# Record set:
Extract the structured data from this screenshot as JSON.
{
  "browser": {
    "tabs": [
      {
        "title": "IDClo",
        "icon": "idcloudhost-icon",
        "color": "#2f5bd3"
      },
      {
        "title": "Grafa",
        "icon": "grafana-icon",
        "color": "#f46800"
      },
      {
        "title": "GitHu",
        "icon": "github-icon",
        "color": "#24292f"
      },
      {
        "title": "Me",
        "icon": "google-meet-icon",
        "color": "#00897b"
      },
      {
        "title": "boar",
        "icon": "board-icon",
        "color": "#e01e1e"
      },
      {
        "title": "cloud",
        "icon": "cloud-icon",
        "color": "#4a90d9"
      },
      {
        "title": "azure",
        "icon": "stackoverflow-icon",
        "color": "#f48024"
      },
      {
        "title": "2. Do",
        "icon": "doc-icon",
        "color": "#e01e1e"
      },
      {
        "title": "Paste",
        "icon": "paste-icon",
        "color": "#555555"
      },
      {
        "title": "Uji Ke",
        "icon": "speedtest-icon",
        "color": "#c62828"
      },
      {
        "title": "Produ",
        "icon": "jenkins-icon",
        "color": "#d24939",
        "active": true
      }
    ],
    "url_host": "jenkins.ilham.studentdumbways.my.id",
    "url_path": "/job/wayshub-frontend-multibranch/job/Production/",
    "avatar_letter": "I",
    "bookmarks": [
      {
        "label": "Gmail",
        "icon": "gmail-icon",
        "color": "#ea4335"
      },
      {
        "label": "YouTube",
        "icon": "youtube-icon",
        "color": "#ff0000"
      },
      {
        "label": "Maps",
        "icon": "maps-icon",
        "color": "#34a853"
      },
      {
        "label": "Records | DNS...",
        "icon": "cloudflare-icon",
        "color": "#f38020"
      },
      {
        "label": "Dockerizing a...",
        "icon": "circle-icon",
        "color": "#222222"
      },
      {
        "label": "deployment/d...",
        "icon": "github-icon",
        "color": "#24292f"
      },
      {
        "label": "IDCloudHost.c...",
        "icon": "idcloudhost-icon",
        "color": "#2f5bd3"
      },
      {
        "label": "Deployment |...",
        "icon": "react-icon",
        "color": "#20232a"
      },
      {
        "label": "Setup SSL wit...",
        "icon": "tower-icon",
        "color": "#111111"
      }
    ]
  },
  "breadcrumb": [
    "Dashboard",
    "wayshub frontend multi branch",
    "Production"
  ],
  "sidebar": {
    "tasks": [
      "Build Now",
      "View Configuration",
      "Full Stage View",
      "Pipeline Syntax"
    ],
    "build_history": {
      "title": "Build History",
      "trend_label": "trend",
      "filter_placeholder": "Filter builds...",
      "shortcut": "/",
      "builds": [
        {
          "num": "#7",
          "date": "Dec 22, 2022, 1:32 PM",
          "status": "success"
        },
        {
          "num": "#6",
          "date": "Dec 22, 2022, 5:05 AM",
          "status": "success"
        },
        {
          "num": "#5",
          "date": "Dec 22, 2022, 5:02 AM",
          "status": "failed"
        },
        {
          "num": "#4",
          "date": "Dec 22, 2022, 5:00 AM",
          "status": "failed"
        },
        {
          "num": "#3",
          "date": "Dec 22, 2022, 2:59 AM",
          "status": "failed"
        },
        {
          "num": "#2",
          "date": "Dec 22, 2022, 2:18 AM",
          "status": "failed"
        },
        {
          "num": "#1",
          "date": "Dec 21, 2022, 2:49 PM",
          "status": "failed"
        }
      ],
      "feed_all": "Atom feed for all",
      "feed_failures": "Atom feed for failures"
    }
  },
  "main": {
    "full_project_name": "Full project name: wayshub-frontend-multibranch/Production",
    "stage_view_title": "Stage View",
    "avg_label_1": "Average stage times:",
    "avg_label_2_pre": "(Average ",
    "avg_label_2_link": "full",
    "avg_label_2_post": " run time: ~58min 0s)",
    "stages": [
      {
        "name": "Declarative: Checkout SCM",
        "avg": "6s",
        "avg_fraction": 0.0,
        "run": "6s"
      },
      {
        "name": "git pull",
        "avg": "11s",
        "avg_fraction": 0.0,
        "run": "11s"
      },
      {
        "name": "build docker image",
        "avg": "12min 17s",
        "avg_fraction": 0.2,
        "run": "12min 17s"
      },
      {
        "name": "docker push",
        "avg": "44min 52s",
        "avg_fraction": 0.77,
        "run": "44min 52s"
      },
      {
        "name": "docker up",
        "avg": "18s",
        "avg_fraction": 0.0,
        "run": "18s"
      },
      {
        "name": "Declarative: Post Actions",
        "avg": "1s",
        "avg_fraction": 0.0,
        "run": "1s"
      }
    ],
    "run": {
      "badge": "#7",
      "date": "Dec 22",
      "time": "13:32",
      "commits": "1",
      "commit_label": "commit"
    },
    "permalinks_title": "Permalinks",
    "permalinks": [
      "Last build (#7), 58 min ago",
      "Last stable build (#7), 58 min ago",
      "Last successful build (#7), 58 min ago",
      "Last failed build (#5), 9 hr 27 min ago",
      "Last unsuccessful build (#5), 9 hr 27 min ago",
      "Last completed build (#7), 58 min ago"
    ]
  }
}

# Your task:
Quote the data in full, keeping each word unchanged.

# Response:
Extract the structured data from this screenshot as JSON.
{
  "browser": {
    "tabs": [
      {
        "title": "IDClo",
        "icon": "idcloudhost-icon",
        "color": "#2f5bd3"
      },
      {
        "title": "Grafa",
        "icon": "grafana-icon",
        "color": "#f46800"
      },
      {
        "title": "GitHu",
        "icon": "github-icon",
        "color": "#24292f"
      },
      {
        "title": "Me",
        "icon": "google-meet-icon",
        "color": "#00897b"
      },
      {
        "title": "boar",
        "icon": "board-icon",
        "color": "#e01e1e"
      },
      {
        "title": "cloud",
        "icon": "cloud-icon",
        "color": "#4a90d9"
      },
      {
        "title": "azure",
        "icon": "stackoverflow-icon",
        "color": "#f48024"
      },
      {
        "title": "2. Do",
        "icon": "doc-icon",
        "color": "#e01e1e"
      },
      {
        "title": "Paste",
        "icon": "paste-icon",
        "color": "#555555"
      },
      {
        "title": "Uji Ke",
        "icon": "speedtest-icon",
        "color": "#c62828"
      },
      {
        "title": "Produ",
        "icon": "jenkins-icon",
        "color": "#d24939",
        "active": true
      }
    ],
    "url_host": "jenkins.ilham.studentdumbways.my.id",
    "url_path": "/job/wayshub-frontend-multibranch/job/Production/",
    "avatar_letter": "I",
    "bookmarks": [
      {
        "label": "Gmail",
        "icon": "gmail-icon",
        "color": "#ea4335"
      },
      {
        "label": "YouTube",
        "icon": "youtube-icon",
        "color": "#ff0000"
      },
      {
        "label": "Maps",
        "icon": "maps-icon",
        "color": "#34a853"
      },
      {
        "label": "Records | DNS...",
        "icon": "cloudflare-icon",
        "color": "#f38020"
      },
      {
        "label": "Dockerizing a...",
        "icon": "circle-icon",
        "color": "#222222"
      },
      {
        "label": "deployment/d...",
        "icon": "github-icon",
        "color": "#24292f"
      },
      {
        "label": "IDCloudHost.c...",
        "icon": "idcloudhost-icon",
        "color": "#2f5bd3"
      },
      {
        "label": "Deployment |...",
        "icon": "react-icon",
        "color": "#20232a"
      },
      {
        "label": "Setup SSL wit...",
        "icon": "tower-icon",
        "color": "#111111"
      }
    ]
  },
  "breadcrumb": [
    "Dashboard",
    "wayshub frontend multi branch",
    "Production"
  ],
  "sidebar": {
    "tasks": [
      "Build Now",
      "View Configuration",
      "Full Stage View",
      "Pipeline Syntax"
    ],
    "build_history": {
      "title": "Build History",
      "trend_label": "trend",
      "filter_placeholder": "Filter builds...",
      "shortcut": "/",
      "builds": [
        {
          "num": "#7",
          "date": "Dec 22, 2022, 1:32 PM",
          "status": "success"
        },
        {
          "num": "#6",
          "date": "Dec 22, 2022, 5:05 AM",
          "status": "success"
        },
        {
          "num": "#5",
          "date": "Dec 22, 2022, 5:02 AM",
          "status": "failed"
        },
        {
          "num": "#4",
          "date": "Dec 22, 2022, 5:00 AM",
          "status": "failed"
        },
        {
          "num": "#3",
          "date": "Dec 22, 2022, 2:59 AM",
          "status": "failed"
        },
        {
          "num": "#2",
          "date": "Dec 22, 2022, 2:18 AM",
          "status": "failed"
        },
        {
          "num": "#1",
          "date": "Dec 21, 2022, 2:49 PM",
          "status": "failed"
        }
      ],
      "feed_all": "Atom feed for all",
      "feed_failures": "Atom feed for failures"
    }
  },
  "main": {
    "full_project_name": "Full project name: wayshub-frontend-multibranch/Production",
    "stage_view_title": "Stage View",
    "avg_label_1": "Average stage times:",
    "avg_label_2_pre": "(Average ",
    "avg_label_2_link": "full",
    "avg_label_2_post": " run time: ~58min 0s)",
    "stages": [
      {
        "name": "Declarative: Checkout SCM",
        "avg": "6s",
        "avg_fraction": 0.0,
        "run": "6s"
      },
      {
        "name": "git pull",
        "avg": "11s",
        "avg_fraction": 0.0,
        "run": "11s"
      },
      {
        "name": "build docker image",
        "avg": "12min 17s",
        "avg_fraction": 0.2,
        "run": "12min 17s"
      },
      {
        "name": "docker push",
        "avg": "44min 52s",
        "avg_fraction": 0.77,
        "run": "44min 52s"
      },
      {
        "name": "docker up",
        "avg": "18s",
        "avg_fraction": 0.0,
        "run": "18s"
      },
      {
        "name": "Declarative: Post Actions",
        "avg": "1s",
        "avg_fraction": 0.0,
        "run": "1s"
      }
    ],
    "run": {
      "badge": "#7",
      "date": "Dec 22",
      "time": "13:32",
      "commits": "1",
      "commit_label": "commit"
    },
    "permalinks_title": "Permalinks",
    "permalinks": [
      "Last build (#7), 58 min ago",
      "Last stable build (#7), 58 min ago",
      "Last successful build (#7), 58 min ago",
      "Last failed build (#5), 9 hr 27 min ago",
      "Last unsuccessful build (#5), 9 hr 27 min ago",
      "Last completed build (#7), 58 min ago"
    ]
  }
}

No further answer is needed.